■ WHAT THE TASK REQUIRES
Your answer should be one number: the count of lines in these entries that hold the word "健康检查".

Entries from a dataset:

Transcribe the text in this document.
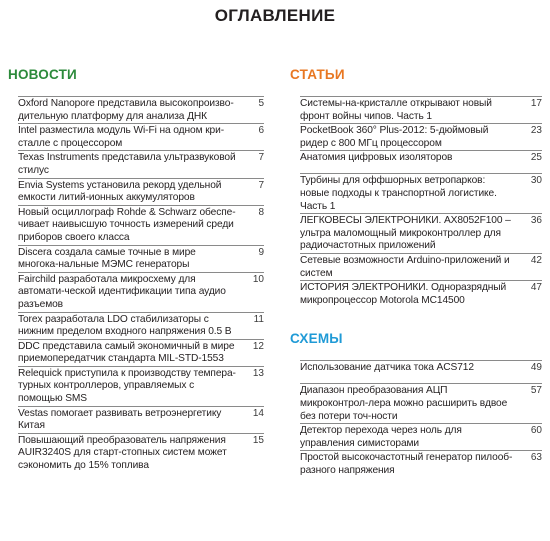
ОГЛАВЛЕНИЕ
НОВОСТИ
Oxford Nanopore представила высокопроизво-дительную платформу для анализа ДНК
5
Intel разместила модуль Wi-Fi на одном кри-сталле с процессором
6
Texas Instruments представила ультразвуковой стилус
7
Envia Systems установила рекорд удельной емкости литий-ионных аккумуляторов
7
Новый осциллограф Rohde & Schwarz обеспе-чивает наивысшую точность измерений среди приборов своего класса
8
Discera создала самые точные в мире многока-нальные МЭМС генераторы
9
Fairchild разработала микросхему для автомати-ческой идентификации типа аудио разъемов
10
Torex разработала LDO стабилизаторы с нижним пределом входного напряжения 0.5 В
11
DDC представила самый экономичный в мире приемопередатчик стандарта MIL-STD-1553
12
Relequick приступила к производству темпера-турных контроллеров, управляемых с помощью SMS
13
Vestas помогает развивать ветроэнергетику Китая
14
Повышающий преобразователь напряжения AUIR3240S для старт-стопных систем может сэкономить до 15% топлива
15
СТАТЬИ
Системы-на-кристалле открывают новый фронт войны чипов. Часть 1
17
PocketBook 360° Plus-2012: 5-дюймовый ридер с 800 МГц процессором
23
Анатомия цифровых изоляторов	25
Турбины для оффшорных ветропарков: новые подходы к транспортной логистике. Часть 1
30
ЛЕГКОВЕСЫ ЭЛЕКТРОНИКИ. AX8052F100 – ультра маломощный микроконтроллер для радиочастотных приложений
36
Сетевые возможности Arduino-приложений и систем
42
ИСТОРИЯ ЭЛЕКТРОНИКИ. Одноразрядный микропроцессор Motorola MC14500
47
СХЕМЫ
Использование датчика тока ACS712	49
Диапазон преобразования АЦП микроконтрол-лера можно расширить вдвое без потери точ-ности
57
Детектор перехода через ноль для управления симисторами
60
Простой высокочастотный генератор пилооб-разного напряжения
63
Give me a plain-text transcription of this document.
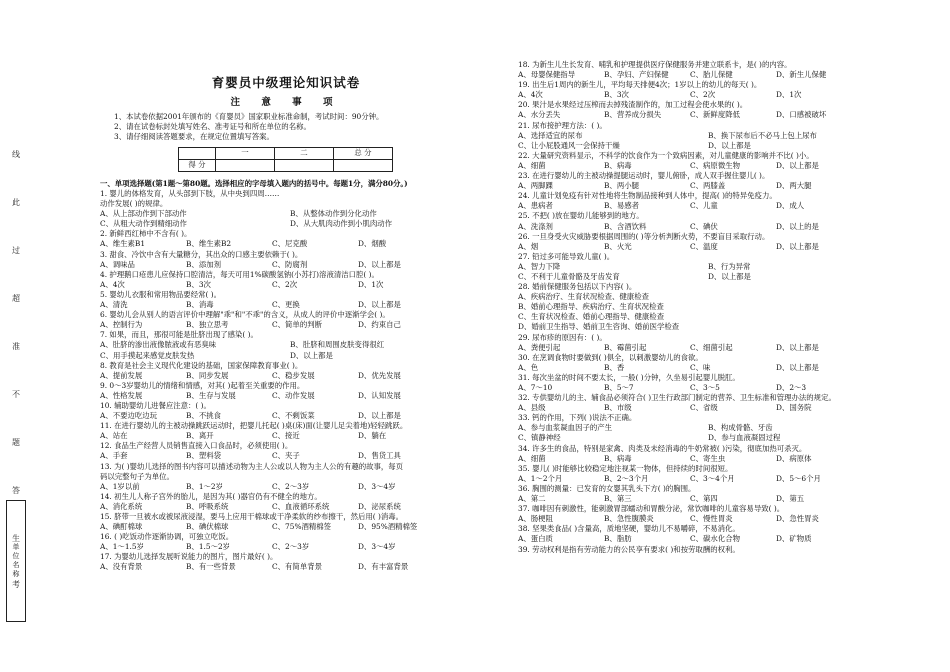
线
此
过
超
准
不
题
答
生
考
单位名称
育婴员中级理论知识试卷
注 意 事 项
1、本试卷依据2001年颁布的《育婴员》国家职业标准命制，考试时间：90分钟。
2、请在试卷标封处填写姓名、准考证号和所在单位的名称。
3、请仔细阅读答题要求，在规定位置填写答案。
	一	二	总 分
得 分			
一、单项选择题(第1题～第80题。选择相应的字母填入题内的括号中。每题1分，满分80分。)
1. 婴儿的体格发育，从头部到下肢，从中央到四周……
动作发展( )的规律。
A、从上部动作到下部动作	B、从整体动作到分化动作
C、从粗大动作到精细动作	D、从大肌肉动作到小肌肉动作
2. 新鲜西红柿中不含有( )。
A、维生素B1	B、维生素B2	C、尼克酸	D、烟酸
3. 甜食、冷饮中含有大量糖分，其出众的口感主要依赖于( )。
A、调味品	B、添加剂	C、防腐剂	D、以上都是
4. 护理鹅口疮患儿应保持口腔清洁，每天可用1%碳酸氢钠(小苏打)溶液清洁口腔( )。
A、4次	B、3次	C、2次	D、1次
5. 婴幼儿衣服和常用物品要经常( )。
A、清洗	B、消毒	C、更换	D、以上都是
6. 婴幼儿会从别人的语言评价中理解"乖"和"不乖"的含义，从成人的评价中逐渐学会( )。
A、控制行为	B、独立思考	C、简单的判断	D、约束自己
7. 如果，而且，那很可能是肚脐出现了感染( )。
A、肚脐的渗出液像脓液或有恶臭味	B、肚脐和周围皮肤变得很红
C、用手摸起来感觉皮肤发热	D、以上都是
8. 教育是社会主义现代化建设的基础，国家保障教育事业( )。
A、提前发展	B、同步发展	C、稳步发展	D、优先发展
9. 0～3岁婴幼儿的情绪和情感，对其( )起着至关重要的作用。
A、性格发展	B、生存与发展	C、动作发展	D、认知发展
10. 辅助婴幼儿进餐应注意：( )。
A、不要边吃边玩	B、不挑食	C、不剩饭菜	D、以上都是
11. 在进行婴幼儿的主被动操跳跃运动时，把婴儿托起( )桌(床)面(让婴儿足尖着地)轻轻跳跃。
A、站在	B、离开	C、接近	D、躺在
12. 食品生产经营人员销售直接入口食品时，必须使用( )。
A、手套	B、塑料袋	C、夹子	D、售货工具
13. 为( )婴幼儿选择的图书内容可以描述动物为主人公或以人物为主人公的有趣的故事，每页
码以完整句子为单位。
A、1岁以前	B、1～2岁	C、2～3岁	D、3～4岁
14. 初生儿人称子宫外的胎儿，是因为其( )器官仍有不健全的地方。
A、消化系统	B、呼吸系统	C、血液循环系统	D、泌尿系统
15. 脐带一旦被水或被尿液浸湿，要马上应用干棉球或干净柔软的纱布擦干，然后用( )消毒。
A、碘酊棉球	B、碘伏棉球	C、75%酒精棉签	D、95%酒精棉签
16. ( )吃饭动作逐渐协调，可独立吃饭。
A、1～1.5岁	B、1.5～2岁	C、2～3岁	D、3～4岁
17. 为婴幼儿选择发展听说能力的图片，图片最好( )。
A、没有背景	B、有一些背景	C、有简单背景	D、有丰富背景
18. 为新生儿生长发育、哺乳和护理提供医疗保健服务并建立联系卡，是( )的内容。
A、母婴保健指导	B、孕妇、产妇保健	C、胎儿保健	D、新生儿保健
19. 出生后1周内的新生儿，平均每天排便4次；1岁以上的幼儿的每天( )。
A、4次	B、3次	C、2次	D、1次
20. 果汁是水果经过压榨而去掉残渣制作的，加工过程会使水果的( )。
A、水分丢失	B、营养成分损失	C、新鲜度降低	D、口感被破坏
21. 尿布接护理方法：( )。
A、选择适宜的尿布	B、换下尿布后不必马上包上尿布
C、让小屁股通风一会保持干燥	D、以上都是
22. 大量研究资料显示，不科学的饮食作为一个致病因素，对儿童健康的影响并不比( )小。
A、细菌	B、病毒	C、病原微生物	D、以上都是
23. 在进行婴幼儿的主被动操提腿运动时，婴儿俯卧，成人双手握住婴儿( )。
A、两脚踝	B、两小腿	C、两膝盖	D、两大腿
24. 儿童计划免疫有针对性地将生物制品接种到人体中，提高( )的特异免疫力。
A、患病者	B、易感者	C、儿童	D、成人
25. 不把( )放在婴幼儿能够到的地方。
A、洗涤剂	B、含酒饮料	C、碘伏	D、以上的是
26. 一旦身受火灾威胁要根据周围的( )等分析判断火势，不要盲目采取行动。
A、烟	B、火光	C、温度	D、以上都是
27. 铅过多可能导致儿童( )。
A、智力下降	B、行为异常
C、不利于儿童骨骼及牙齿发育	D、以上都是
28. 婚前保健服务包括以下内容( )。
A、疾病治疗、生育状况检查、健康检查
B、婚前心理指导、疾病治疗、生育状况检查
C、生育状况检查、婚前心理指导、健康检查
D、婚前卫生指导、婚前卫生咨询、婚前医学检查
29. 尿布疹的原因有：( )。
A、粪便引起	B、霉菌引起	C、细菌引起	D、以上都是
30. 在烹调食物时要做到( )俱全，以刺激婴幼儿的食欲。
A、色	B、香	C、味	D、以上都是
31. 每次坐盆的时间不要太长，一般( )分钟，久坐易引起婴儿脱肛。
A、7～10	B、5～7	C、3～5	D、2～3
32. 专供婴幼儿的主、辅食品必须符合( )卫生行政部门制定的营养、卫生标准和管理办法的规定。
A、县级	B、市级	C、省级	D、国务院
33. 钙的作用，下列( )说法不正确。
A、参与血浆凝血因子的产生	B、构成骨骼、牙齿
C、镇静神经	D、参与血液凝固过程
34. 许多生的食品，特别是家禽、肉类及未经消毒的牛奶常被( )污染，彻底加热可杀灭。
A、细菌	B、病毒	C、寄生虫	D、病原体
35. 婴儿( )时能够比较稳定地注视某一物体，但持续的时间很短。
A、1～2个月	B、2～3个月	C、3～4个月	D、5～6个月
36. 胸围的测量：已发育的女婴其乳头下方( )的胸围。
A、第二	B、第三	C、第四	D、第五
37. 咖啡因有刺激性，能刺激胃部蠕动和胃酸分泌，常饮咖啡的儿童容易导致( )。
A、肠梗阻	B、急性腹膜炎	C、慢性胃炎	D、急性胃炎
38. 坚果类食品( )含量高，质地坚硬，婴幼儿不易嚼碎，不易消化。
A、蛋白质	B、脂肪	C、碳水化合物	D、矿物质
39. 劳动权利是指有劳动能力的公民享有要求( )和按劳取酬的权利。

■ OUTPUT OF THE TASK
2